__Stated problem__.
Pictures in the data below are not part of the copy; transcribe everything else exactly.

- - - - - - -

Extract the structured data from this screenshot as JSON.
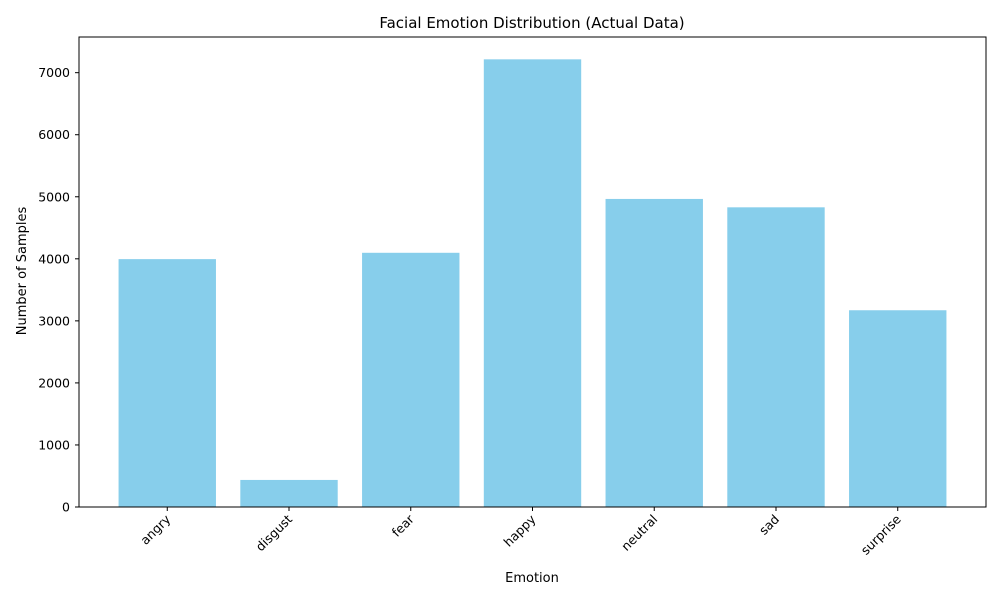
{
  "chart_data": {
    "type": "bar",
    "title": "Facial Emotion Distribution (Actual Data)",
    "xlabel": "Emotion",
    "ylabel": "Number of Samples",
    "categories": [
      "angry",
      "disgust",
      "fear",
      "happy",
      "neutral",
      "sad",
      "surprise"
    ],
    "values": [
      3995,
      436,
      4097,
      7215,
      4965,
      4830,
      3171
    ],
    "ylim": [
      0,
      7575
    ],
    "yticks": [
      0,
      1000,
      2000,
      3000,
      4000,
      5000,
      6000,
      7000
    ],
    "ytick_labels": [
      "0",
      "1000",
      "2000",
      "3000",
      "4000",
      "5000",
      "6000",
      "7000"
    ],
    "bar_color": "#87ceeb",
    "grid": false,
    "legend": "none"
  }
}
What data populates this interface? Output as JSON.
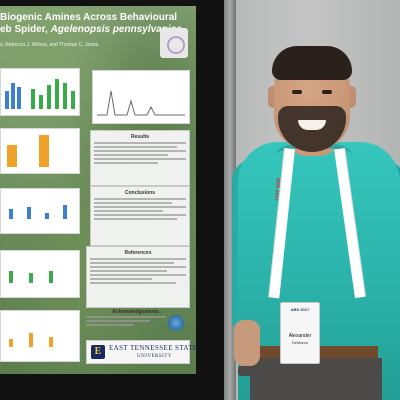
{
  "scene": {
    "description_colors": {
      "poster_background": "#6f9160",
      "shirt": "#2cb4ab",
      "board": "#121212",
      "wall": "#bfc1c0"
    }
  },
  "poster": {
    "title_line1": "Biogenic Amines Across Behavioural",
    "title_line2_prefix": "eb Spider, ",
    "title_species": "Agelenopsis pennsylvanica",
    "authors": "s, Rebecca J. Wilson, and Thomas C. Jones",
    "sections": {
      "results": "Results",
      "conclusions": "Conclusions",
      "references": "References",
      "acknowledgements": "Acknowledgements"
    },
    "university": {
      "emblem_letter": "E",
      "name": "EAST TENNESSEE STATE",
      "sub": "UNIVERSITY"
    }
  },
  "person": {
    "lanyard_text": "ABS 2017",
    "badge": {
      "event": "ABS 2017",
      "first_name": "Alexander",
      "last_name": "DeMarco"
    }
  }
}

- - - - - - -

__Solution__.
Extract the structured data from this screenshot as JSON.
{
  "chart_data": {
    "type": "bar",
    "title": "Facial Emotion Distribution (Actual Data)",
    "xlabel": "Emotion",
    "ylabel": "Number of Samples",
    "categories": [
      "angry",
      "disgust",
      "fear",
      "happy",
      "neutral",
      "sad",
      "surprise"
    ],
    "values": [
      3995,
      436,
      4097,
      7215,
      4965,
      4830,
      3171
    ],
    "ylim": [
      0,
      7575
    ],
    "yticks": [
      0,
      1000,
      2000,
      3000,
      4000,
      5000,
      6000,
      7000
    ],
    "ytick_labels": [
      "0",
      "1000",
      "2000",
      "3000",
      "4000",
      "5000",
      "6000",
      "7000"
    ],
    "bar_color": "#87ceeb",
    "grid": false,
    "legend": "none"
  }
}
What data populates this interface? Output as JSON.
{
  "scene": {
    "description_colors": {
      "poster_background": "#6f9160",
      "shirt": "#2cb4ab",
      "board": "#121212",
      "wall": "#bfc1c0"
    }
  },
  "poster": {
    "title_line1": "Biogenic Amines Across Behavioural",
    "title_line2_prefix": "eb Spider, ",
    "title_species": "Agelenopsis pennsylvanica",
    "authors": "s, Rebecca J. Wilson, and Thomas C. Jones",
    "sections": {
      "results": "Results",
      "conclusions": "Conclusions",
      "references": "References",
      "acknowledgements": "Acknowledgements"
    },
    "university": {
      "emblem_letter": "E",
      "name": "EAST TENNESSEE STATE",
      "sub": "UNIVERSITY"
    }
  },
  "person": {
    "lanyard_text": "ABS 2017",
    "badge": {
      "event": "ABS 2017",
      "first_name": "Alexander",
      "last_name": "DeMarco"
    }
  }
}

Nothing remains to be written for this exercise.